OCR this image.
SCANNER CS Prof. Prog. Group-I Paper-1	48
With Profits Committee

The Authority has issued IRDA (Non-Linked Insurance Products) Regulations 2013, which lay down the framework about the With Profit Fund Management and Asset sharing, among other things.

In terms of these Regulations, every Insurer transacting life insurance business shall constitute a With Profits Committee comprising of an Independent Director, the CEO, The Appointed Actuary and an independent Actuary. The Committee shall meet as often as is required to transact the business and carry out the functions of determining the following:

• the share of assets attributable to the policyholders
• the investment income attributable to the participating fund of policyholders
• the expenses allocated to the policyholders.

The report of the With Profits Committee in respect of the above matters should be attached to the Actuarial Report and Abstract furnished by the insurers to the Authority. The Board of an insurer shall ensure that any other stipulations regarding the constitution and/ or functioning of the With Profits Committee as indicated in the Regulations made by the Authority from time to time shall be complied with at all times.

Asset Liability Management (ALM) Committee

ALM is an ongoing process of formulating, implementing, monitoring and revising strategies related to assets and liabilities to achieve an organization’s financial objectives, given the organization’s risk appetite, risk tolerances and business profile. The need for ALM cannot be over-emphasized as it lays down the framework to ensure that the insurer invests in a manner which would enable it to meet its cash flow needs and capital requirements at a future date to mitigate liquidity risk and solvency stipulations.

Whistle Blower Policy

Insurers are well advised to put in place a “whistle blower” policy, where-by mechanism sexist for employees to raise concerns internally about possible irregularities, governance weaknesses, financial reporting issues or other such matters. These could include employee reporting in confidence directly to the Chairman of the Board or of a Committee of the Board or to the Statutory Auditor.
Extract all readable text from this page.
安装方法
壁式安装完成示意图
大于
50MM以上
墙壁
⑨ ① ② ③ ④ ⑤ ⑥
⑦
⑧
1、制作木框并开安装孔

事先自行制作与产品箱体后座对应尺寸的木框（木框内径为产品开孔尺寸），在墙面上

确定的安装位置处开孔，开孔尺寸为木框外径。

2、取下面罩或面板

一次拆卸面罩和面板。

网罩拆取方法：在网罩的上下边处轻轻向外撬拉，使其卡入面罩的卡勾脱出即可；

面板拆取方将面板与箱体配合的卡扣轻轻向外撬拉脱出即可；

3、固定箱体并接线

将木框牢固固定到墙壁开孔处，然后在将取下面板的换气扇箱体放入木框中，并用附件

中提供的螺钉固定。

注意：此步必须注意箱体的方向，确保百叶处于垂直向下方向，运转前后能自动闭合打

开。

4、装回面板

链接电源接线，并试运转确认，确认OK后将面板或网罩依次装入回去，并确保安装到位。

_What needs to be done_
Output exactly the lines above, from the one holding "Extract all readable text from this page." through the end of the data, including the first and last.

_Result of the exercise_
Extract all readable text from this page.
安装方法
壁式安装完成示意图
大于
50MM以上
墙壁
⑨ ① ② ③ ④ ⑤ ⑥
⑦
⑧
1、制作木框并开安装孔

事先自行制作与产品箱体后座对应尺寸的木框（木框内径为产品开孔尺寸），在墙面上

确定的安装位置处开孔，开孔尺寸为木框外径。

2、取下面罩或面板

一次拆卸面罩和面板。

网罩拆取方法：在网罩的上下边处轻轻向外撬拉，使其卡入面罩的卡勾脱出即可；

面板拆取方将面板与箱体配合的卡扣轻轻向外撬拉脱出即可；

3、固定箱体并接线

将木框牢固固定到墙壁开孔处，然后在将取下面板的换气扇箱体放入木框中，并用附件

中提供的螺钉固定。

注意：此步必须注意箱体的方向，确保百叶处于垂直向下方向，运转前后能自动闭合打

开。

4、装回面板

链接电源接线，并试运转确认，确认OK后将面板或网罩依次装入回去，并确保安装到位。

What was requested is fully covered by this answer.